■ DATA SECTION:

▶

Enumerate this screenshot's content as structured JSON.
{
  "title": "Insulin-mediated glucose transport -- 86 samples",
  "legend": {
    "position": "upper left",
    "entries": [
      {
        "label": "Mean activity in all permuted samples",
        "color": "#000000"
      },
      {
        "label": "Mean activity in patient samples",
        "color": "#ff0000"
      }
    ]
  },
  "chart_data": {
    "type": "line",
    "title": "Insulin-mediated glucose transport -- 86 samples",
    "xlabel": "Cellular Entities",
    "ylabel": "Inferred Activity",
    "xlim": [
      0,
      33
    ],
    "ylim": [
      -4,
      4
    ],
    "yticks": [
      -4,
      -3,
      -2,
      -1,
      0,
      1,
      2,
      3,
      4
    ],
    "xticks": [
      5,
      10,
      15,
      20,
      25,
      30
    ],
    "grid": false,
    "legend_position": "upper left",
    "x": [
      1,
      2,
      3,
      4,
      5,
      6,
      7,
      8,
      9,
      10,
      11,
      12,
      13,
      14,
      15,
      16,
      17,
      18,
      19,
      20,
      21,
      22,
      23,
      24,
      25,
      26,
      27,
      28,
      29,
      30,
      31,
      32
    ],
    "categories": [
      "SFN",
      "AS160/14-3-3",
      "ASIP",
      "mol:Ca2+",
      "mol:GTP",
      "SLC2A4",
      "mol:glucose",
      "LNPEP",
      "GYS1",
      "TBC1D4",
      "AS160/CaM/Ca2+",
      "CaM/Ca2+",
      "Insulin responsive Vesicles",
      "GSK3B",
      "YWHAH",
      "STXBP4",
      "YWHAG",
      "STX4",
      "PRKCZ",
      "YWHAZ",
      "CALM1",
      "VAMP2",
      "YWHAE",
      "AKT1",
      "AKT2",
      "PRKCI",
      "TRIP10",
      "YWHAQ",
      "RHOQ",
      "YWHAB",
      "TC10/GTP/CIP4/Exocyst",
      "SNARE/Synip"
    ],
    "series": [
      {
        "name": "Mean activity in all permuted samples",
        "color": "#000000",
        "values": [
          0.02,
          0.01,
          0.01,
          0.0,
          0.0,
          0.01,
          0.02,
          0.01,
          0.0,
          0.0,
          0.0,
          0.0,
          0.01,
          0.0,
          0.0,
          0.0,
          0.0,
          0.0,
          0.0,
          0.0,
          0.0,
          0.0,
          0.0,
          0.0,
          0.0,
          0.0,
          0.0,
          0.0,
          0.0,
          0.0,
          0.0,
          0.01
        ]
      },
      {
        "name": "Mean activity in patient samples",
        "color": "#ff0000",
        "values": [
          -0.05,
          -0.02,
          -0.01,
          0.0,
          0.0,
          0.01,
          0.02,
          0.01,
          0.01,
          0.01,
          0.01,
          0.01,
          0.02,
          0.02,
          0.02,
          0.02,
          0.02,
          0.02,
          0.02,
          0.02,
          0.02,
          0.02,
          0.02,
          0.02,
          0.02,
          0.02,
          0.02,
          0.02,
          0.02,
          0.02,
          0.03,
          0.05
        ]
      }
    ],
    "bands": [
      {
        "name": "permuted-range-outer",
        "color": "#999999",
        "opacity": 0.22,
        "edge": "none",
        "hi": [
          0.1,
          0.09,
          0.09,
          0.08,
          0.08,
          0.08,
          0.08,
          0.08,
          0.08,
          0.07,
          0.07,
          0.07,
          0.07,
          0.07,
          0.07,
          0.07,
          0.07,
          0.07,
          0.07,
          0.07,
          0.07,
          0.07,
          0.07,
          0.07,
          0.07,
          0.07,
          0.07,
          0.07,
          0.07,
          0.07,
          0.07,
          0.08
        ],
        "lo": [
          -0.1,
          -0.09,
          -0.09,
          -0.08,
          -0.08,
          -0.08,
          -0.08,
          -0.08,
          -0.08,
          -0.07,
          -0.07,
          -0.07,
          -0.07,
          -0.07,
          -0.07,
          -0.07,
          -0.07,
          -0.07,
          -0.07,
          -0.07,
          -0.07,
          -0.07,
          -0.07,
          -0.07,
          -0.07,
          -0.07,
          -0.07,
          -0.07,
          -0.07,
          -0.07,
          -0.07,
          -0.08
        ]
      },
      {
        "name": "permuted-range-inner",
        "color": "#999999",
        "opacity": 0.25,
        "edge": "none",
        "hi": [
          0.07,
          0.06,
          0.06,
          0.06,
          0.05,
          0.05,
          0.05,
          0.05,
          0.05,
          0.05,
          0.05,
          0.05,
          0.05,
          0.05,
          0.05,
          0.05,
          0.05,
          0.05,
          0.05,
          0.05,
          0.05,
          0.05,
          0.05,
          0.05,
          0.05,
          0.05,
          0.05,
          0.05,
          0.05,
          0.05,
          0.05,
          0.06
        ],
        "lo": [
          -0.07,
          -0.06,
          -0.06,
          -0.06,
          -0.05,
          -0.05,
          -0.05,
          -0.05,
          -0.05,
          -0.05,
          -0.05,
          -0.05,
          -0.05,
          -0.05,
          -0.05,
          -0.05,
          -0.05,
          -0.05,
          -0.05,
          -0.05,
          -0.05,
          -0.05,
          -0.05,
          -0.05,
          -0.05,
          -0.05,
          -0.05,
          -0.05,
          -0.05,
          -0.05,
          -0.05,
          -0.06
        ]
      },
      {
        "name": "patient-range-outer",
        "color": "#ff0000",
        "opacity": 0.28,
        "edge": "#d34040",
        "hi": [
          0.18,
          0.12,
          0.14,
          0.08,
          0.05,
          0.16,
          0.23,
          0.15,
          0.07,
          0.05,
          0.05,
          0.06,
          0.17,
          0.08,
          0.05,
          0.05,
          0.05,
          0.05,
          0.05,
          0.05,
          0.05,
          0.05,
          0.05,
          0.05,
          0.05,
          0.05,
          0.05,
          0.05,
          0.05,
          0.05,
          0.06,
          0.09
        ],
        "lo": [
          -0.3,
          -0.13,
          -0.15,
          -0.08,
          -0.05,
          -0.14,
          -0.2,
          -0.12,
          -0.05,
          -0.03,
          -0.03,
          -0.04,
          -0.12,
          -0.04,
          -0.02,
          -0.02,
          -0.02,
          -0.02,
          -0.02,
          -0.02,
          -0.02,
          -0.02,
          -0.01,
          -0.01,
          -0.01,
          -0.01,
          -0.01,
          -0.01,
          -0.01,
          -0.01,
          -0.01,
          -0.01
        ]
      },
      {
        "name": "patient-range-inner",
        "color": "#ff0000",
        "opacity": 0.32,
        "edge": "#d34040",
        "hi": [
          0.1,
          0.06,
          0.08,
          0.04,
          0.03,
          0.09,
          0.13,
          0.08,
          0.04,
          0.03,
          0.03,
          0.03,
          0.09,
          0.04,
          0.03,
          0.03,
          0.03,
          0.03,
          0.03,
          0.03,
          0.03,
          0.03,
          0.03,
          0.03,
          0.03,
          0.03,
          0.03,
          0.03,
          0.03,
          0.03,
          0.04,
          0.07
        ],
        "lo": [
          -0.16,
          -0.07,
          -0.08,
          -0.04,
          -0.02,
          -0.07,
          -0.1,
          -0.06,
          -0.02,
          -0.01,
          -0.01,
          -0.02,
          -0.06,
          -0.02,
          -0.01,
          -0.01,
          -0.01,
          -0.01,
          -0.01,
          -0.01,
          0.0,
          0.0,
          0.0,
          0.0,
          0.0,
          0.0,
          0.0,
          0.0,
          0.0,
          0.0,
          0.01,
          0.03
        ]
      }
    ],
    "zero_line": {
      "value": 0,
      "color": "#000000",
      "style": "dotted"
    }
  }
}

◀

Could you quote the material above in full, exactly as it stands?

Enumerate this screenshot's content as structured JSON.
{
  "title": "Insulin-mediated glucose transport -- 86 samples",
  "legend": {
    "position": "upper left",
    "entries": [
      {
        "label": "Mean activity in all permuted samples",
        "color": "#000000"
      },
      {
        "label": "Mean activity in patient samples",
        "color": "#ff0000"
      }
    ]
  },
  "chart_data": {
    "type": "line",
    "title": "Insulin-mediated glucose transport -- 86 samples",
    "xlabel": "Cellular Entities",
    "ylabel": "Inferred Activity",
    "xlim": [
      0,
      33
    ],
    "ylim": [
      -4,
      4
    ],
    "yticks": [
      -4,
      -3,
      -2,
      -1,
      0,
      1,
      2,
      3,
      4
    ],
    "xticks": [
      5,
      10,
      15,
      20,
      25,
      30
    ],
    "grid": false,
    "legend_position": "upper left",
    "x": [
      1,
      2,
      3,
      4,
      5,
      6,
      7,
      8,
      9,
      10,
      11,
      12,
      13,
      14,
      15,
      16,
      17,
      18,
      19,
      20,
      21,
      22,
      23,
      24,
      25,
      26,
      27,
      28,
      29,
      30,
      31,
      32
    ],
    "categories": [
      "SFN",
      "AS160/14-3-3",
      "ASIP",
      "mol:Ca2+",
      "mol:GTP",
      "SLC2A4",
      "mol:glucose",
      "LNPEP",
      "GYS1",
      "TBC1D4",
      "AS160/CaM/Ca2+",
      "CaM/Ca2+",
      "Insulin responsive Vesicles",
      "GSK3B",
      "YWHAH",
      "STXBP4",
      "YWHAG",
      "STX4",
      "PRKCZ",
      "YWHAZ",
      "CALM1",
      "VAMP2",
      "YWHAE",
      "AKT1",
      "AKT2",
      "PRKCI",
      "TRIP10",
      "YWHAQ",
      "RHOQ",
      "YWHAB",
      "TC10/GTP/CIP4/Exocyst",
      "SNARE/Synip"
    ],
    "series": [
      {
        "name": "Mean activity in all permuted samples",
        "color": "#000000",
        "values": [
          0.02,
          0.01,
          0.01,
          0.0,
          0.0,
          0.01,
          0.02,
          0.01,
          0.0,
          0.0,
          0.0,
          0.0,
          0.01,
          0.0,
          0.0,
          0.0,
          0.0,
          0.0,
          0.0,
          0.0,
          0.0,
          0.0,
          0.0,
          0.0,
          0.0,
          0.0,
          0.0,
          0.0,
          0.0,
          0.0,
          0.0,
          0.01
        ]
      },
      {
        "name": "Mean activity in patient samples",
        "color": "#ff0000",
        "values": [
          -0.05,
          -0.02,
          -0.01,
          0.0,
          0.0,
          0.01,
          0.02,
          0.01,
          0.01,
          0.01,
          0.01,
          0.01,
          0.02,
          0.02,
          0.02,
          0.02,
          0.02,
          0.02,
          0.02,
          0.02,
          0.02,
          0.02,
          0.02,
          0.02,
          0.02,
          0.02,
          0.02,
          0.02,
          0.02,
          0.02,
          0.03,
          0.05
        ]
      }
    ],
    "bands": [
      {
        "name": "permuted-range-outer",
        "color": "#999999",
        "opacity": 0.22,
        "edge": "none",
        "hi": [
          0.1,
          0.09,
          0.09,
          0.08,
          0.08,
          0.08,
          0.08,
          0.08,
          0.08,
          0.07,
          0.07,
          0.07,
          0.07,
          0.07,
          0.07,
          0.07,
          0.07,
          0.07,
          0.07,
          0.07,
          0.07,
          0.07,
          0.07,
          0.07,
          0.07,
          0.07,
          0.07,
          0.07,
          0.07,
          0.07,
          0.07,
          0.08
        ],
        "lo": [
          -0.1,
          -0.09,
          -0.09,
          -0.08,
          -0.08,
          -0.08,
          -0.08,
          -0.08,
          -0.08,
          -0.07,
          -0.07,
          -0.07,
          -0.07,
          -0.07,
          -0.07,
          -0.07,
          -0.07,
          -0.07,
          -0.07,
          -0.07,
          -0.07,
          -0.07,
          -0.07,
          -0.07,
          -0.07,
          -0.07,
          -0.07,
          -0.07,
          -0.07,
          -0.07,
          -0.07,
          -0.08
        ]
      },
      {
        "name": "permuted-range-inner",
        "color": "#999999",
        "opacity": 0.25,
        "edge": "none",
        "hi": [
          0.07,
          0.06,
          0.06,
          0.06,
          0.05,
          0.05,
          0.05,
          0.05,
          0.05,
          0.05,
          0.05,
          0.05,
          0.05,
          0.05,
          0.05,
          0.05,
          0.05,
          0.05,
          0.05,
          0.05,
          0.05,
          0.05,
          0.05,
          0.05,
          0.05,
          0.05,
          0.05,
          0.05,
          0.05,
          0.05,
          0.05,
          0.06
        ],
        "lo": [
          -0.07,
          -0.06,
          -0.06,
          -0.06,
          -0.05,
          -0.05,
          -0.05,
          -0.05,
          -0.05,
          -0.05,
          -0.05,
          -0.05,
          -0.05,
          -0.05,
          -0.05,
          -0.05,
          -0.05,
          -0.05,
          -0.05,
          -0.05,
          -0.05,
          -0.05,
          -0.05,
          -0.05,
          -0.05,
          -0.05,
          -0.05,
          -0.05,
          -0.05,
          -0.05,
          -0.05,
          -0.06
        ]
      },
      {
        "name": "patient-range-outer",
        "color": "#ff0000",
        "opacity": 0.28,
        "edge": "#d34040",
        "hi": [
          0.18,
          0.12,
          0.14,
          0.08,
          0.05,
          0.16,
          0.23,
          0.15,
          0.07,
          0.05,
          0.05,
          0.06,
          0.17,
          0.08,
          0.05,
          0.05,
          0.05,
          0.05,
          0.05,
          0.05,
          0.05,
          0.05,
          0.05,
          0.05,
          0.05,
          0.05,
          0.05,
          0.05,
          0.05,
          0.05,
          0.06,
          0.09
        ],
        "lo": [
          -0.3,
          -0.13,
          -0.15,
          -0.08,
          -0.05,
          -0.14,
          -0.2,
          -0.12,
          -0.05,
          -0.03,
          -0.03,
          -0.04,
          -0.12,
          -0.04,
          -0.02,
          -0.02,
          -0.02,
          -0.02,
          -0.02,
          -0.02,
          -0.02,
          -0.02,
          -0.01,
          -0.01,
          -0.01,
          -0.01,
          -0.01,
          -0.01,
          -0.01,
          -0.01,
          -0.01,
          -0.01
        ]
      },
      {
        "name": "patient-range-inner",
        "color": "#ff0000",
        "opacity": 0.32,
        "edge": "#d34040",
        "hi": [
          0.1,
          0.06,
          0.08,
          0.04,
          0.03,
          0.09,
          0.13,
          0.08,
          0.04,
          0.03,
          0.03,
          0.03,
          0.09,
          0.04,
          0.03,
          0.03,
          0.03,
          0.03,
          0.03,
          0.03,
          0.03,
          0.03,
          0.03,
          0.03,
          0.03,
          0.03,
          0.03,
          0.03,
          0.03,
          0.03,
          0.04,
          0.07
        ],
        "lo": [
          -0.16,
          -0.07,
          -0.08,
          -0.04,
          -0.02,
          -0.07,
          -0.1,
          -0.06,
          -0.02,
          -0.01,
          -0.01,
          -0.02,
          -0.06,
          -0.02,
          -0.01,
          -0.01,
          -0.01,
          -0.01,
          -0.01,
          -0.01,
          0.0,
          0.0,
          0.0,
          0.0,
          0.0,
          0.0,
          0.0,
          0.0,
          0.0,
          0.0,
          0.01,
          0.03
        ]
      }
    ],
    "zero_line": {
      "value": 0,
      "color": "#000000",
      "style": "dotted"
    }
  }
}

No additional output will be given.